What you should do:
Count every line that has "COBALT" in it and give the total, nothing more.
◆ ◆ ◆
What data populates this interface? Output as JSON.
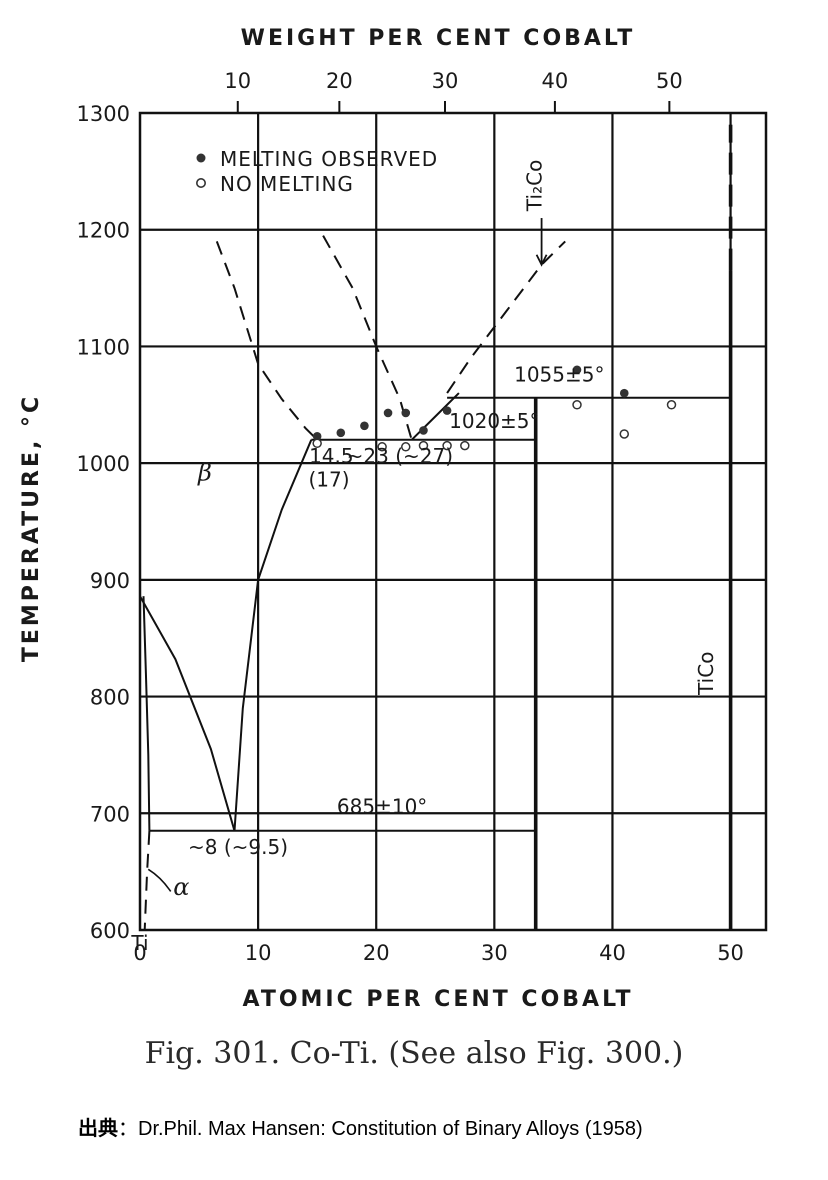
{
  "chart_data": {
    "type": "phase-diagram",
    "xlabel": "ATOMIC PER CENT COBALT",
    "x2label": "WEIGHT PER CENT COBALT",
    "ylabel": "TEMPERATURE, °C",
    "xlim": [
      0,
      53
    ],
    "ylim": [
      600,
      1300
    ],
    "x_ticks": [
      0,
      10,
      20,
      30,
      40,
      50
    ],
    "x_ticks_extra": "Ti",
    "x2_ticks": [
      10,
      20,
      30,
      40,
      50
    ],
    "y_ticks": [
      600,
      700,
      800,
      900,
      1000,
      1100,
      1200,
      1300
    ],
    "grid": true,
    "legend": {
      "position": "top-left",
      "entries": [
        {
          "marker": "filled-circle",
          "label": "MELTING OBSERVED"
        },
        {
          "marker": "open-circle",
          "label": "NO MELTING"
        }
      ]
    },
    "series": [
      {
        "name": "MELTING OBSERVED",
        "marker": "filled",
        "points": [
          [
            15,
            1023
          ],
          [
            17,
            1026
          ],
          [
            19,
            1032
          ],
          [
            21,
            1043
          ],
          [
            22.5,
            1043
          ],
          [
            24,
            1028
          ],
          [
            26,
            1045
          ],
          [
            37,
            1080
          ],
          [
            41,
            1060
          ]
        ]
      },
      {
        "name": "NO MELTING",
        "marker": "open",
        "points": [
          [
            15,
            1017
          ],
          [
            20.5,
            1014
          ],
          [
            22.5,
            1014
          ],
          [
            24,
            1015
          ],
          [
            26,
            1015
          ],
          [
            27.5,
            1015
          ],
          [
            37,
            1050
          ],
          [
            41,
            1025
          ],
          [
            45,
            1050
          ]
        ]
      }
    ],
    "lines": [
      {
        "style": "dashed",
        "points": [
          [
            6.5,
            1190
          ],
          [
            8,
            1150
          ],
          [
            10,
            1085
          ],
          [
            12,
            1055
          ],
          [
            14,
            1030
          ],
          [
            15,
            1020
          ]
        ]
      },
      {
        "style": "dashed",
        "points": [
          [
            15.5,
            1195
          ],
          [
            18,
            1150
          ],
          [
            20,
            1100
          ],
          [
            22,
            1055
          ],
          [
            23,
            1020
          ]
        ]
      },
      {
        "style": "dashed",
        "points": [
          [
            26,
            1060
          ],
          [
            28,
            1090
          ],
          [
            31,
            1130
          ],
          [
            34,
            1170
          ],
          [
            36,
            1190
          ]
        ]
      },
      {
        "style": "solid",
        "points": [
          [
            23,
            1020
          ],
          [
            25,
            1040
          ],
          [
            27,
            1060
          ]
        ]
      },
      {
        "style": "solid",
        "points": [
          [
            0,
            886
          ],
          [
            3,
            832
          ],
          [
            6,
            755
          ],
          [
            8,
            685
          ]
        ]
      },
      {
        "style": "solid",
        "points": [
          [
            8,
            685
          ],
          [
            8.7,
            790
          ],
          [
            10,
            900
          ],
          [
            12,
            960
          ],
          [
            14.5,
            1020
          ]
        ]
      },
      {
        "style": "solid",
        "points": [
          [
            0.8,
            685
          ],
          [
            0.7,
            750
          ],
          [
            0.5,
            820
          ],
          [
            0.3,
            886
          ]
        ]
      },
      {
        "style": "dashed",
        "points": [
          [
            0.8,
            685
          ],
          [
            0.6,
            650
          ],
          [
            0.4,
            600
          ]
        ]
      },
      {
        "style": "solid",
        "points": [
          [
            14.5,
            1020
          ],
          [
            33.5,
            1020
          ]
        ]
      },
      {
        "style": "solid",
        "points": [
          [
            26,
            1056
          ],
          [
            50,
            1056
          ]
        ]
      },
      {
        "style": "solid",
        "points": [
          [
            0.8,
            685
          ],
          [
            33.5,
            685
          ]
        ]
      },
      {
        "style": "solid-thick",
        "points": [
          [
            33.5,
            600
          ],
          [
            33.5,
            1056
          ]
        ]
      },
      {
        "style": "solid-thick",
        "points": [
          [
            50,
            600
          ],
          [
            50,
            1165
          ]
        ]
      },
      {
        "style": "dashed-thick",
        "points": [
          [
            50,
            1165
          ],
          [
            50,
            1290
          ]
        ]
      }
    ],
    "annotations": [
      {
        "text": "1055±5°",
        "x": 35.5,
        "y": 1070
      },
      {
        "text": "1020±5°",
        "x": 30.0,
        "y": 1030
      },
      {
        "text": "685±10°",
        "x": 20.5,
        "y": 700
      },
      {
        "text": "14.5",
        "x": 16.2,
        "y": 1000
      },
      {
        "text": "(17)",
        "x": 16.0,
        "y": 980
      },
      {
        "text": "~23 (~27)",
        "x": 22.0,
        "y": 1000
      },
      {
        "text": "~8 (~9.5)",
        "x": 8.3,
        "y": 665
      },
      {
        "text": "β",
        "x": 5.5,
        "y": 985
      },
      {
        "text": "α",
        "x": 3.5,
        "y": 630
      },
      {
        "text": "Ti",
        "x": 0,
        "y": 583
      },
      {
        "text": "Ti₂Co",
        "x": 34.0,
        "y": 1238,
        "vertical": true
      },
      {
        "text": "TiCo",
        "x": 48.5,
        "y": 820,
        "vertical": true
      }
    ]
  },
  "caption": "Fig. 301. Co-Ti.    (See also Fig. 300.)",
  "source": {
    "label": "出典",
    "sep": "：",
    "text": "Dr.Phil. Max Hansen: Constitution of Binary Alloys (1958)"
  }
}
◆ ◆ ◆
Exercise solution:
2